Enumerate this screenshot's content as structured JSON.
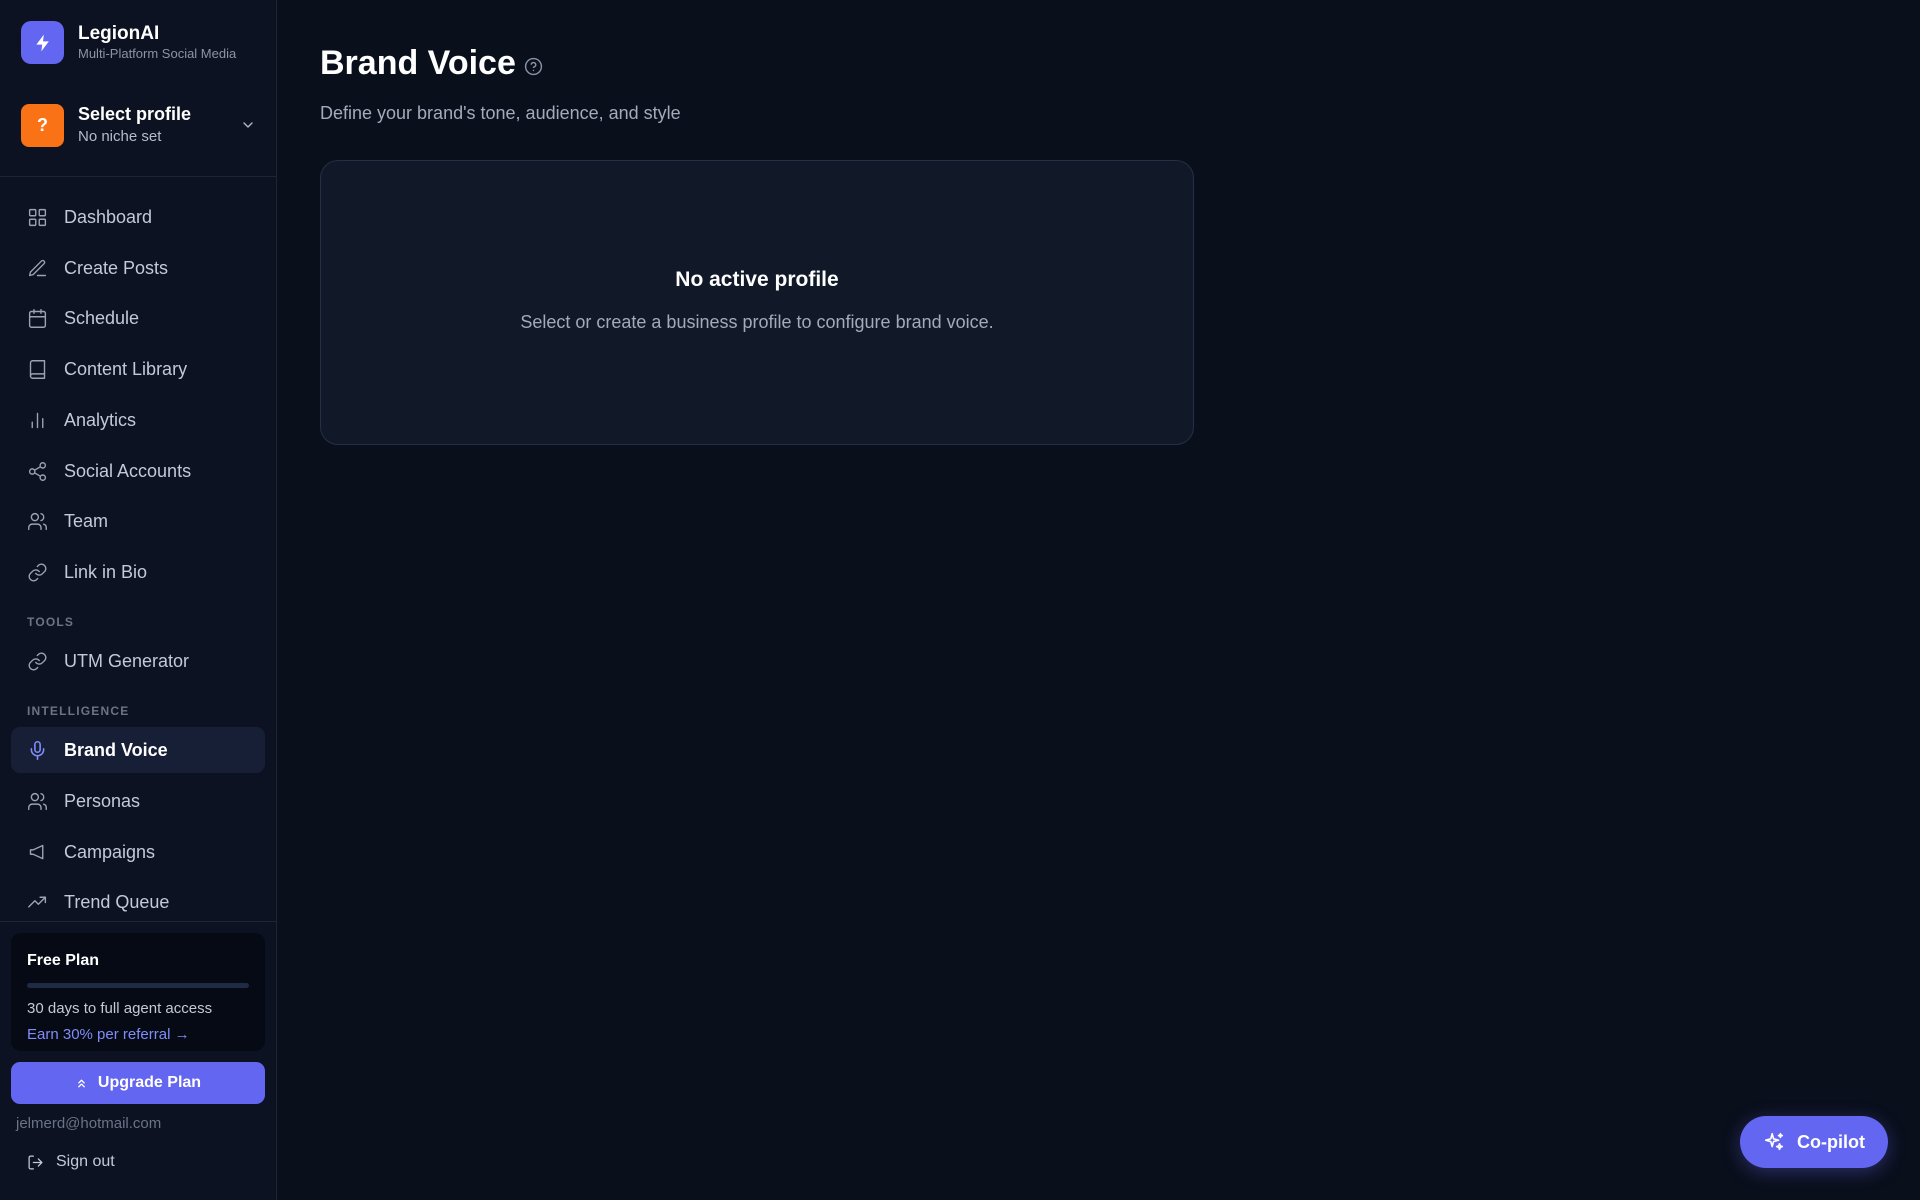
{
  "colors": {
    "accent": "#6366f1",
    "profile_badge": "#f97316",
    "background": "#0a0f1c",
    "sidebar_bg": "#0c1221"
  },
  "brand": {
    "name": "LegionAI",
    "tagline": "Multi-Platform Social Media",
    "icon": "lightning-bolt-icon"
  },
  "profile": {
    "badge": "?",
    "name": "Select profile",
    "niche": "No niche set"
  },
  "nav": {
    "main": [
      {
        "label": "Dashboard",
        "icon": "grid-icon"
      },
      {
        "label": "Create Posts",
        "icon": "pen-icon"
      },
      {
        "label": "Schedule",
        "icon": "calendar-icon"
      },
      {
        "label": "Content Library",
        "icon": "book-icon"
      },
      {
        "label": "Analytics",
        "icon": "bar-chart-icon"
      },
      {
        "label": "Social Accounts",
        "icon": "share-icon"
      },
      {
        "label": "Team",
        "icon": "users-icon"
      },
      {
        "label": "Link in Bio",
        "icon": "link-icon"
      }
    ],
    "tools_label": "TOOLS",
    "tools": [
      {
        "label": "UTM Generator",
        "icon": "link-icon"
      }
    ],
    "intelligence_label": "INTELLIGENCE",
    "intelligence": [
      {
        "label": "Brand Voice",
        "icon": "microphone-icon",
        "active": true
      },
      {
        "label": "Personas",
        "icon": "users-icon"
      },
      {
        "label": "Campaigns",
        "icon": "megaphone-icon"
      },
      {
        "label": "Trend Queue",
        "icon": "trending-up-icon"
      }
    ]
  },
  "plan": {
    "title": "Free Plan",
    "progress": 0,
    "description": "30 days to full agent access",
    "referral_link": "Earn 30% per referral →",
    "upgrade_label": "Upgrade Plan"
  },
  "user": {
    "email": "jelmerd@hotmail.com",
    "signout_label": "Sign out"
  },
  "page": {
    "title": "Brand Voice",
    "subtitle": "Define your brand's tone, audience, and style"
  },
  "empty_state": {
    "title": "No active profile",
    "description": "Select or create a business profile to configure brand voice."
  },
  "copilot": {
    "label": "Co-pilot"
  }
}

----

PROBLEM STATEMENT: Show the lines where the word "description" appears in the entries.

RESULT OF THIS TASK:
    "description": "30 days to full agent access",
    "description": "Select or create a business profile to configure brand voice."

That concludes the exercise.